Task to complete :: Reproduce the data exactly and drop any pictures it holds.

Data rows ::
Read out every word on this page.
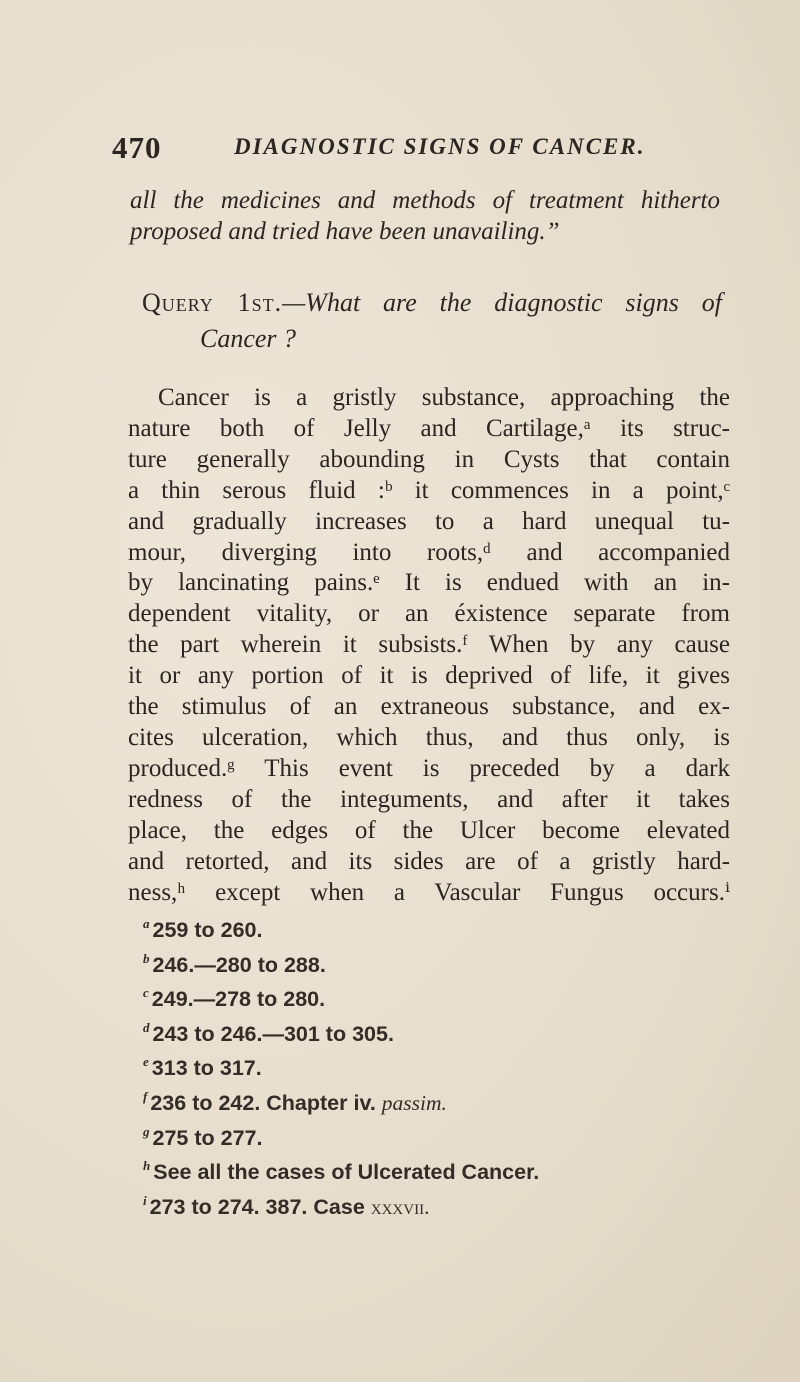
470	DIAGNOSTIC SIGNS OF CANCER.
all the medicines and methods of treatment hitherto
proposed and tried have been unavailing.”
Query 1st.—What are the diagnostic signs of
Cancer ?
Cancer is a gristly substance, approaching the
nature both of Jelly and Cartilage,ᵃ its struc-
ture generally abounding in Cysts that contain
a thin serous fluid :ᵇ it commences in a point,ᶜ
and gradually increases to a hard unequal tu-
mour, diverging into roots,ᵈ and accompanied
by lancinating pains.ᵉ It is endued with an in-
dependent vitality, or an éxistence separate from
the part wherein it subsists.ᶠ When by any cause
it or any portion of it is deprived of life, it gives
the stimulus of an extraneous substance, and ex-
cites ulceration, which thus, and thus only, is
produced.ᵍ This event is preceded by a dark
redness of the integuments, and after it takes
place, the edges of the Ulcer become elevated
and retorted, and its sides are of a gristly hard-
ness,ʰ except when a Vascular Fungus occurs.ⁱ
$^a$ 259 to 260.
$^b$ 246.—280 to 288.
$^c$ 249.—278 to 280.
$^d$ 243 to 246.—301 to 305.
$^e$ 313 to 317.
$^f$ 236 to 242. Chapter iv. passim.
$^g$ 275 to 277.
$^h$ See all the cases of Ulcerated Cancer.
$^i$ 273 to 274. 387. Case xxxvii.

Exercise answer ::
Read out every word on this page.
470	DIAGNOSTIC SIGNS OF CANCER.
all the medicines and methods of treatment hitherto
proposed and tried have been unavailing.”
Query 1st.—What are the diagnostic signs of
Cancer ?
Cancer is a gristly substance, approaching the
nature both of Jelly and Cartilage,ᵃ its struc-
ture generally abounding in Cysts that contain
a thin serous fluid :ᵇ it commences in a point,ᶜ
and gradually increases to a hard unequal tu-
mour, diverging into roots,ᵈ and accompanied
by lancinating pains.ᵉ It is endued with an in-
dependent vitality, or an éxistence separate from
the part wherein it subsists.ᶠ When by any cause
it or any portion of it is deprived of life, it gives
the stimulus of an extraneous substance, and ex-
cites ulceration, which thus, and thus only, is
produced.ᵍ This event is preceded by a dark
redness of the integuments, and after it takes
place, the edges of the Ulcer become elevated
and retorted, and its sides are of a gristly hard-
ness,ʰ except when a Vascular Fungus occurs.ⁱ
$^a$ 259 to 260.
$^b$ 246.—280 to 288.
$^c$ 249.—278 to 280.
$^d$ 243 to 246.—301 to 305.
$^e$ 313 to 317.
$^f$ 236 to 242. Chapter iv. passim.
$^g$ 275 to 277.
$^h$ See all the cases of Ulcerated Cancer.
$^i$ 273 to 274. 387. Case xxxvii.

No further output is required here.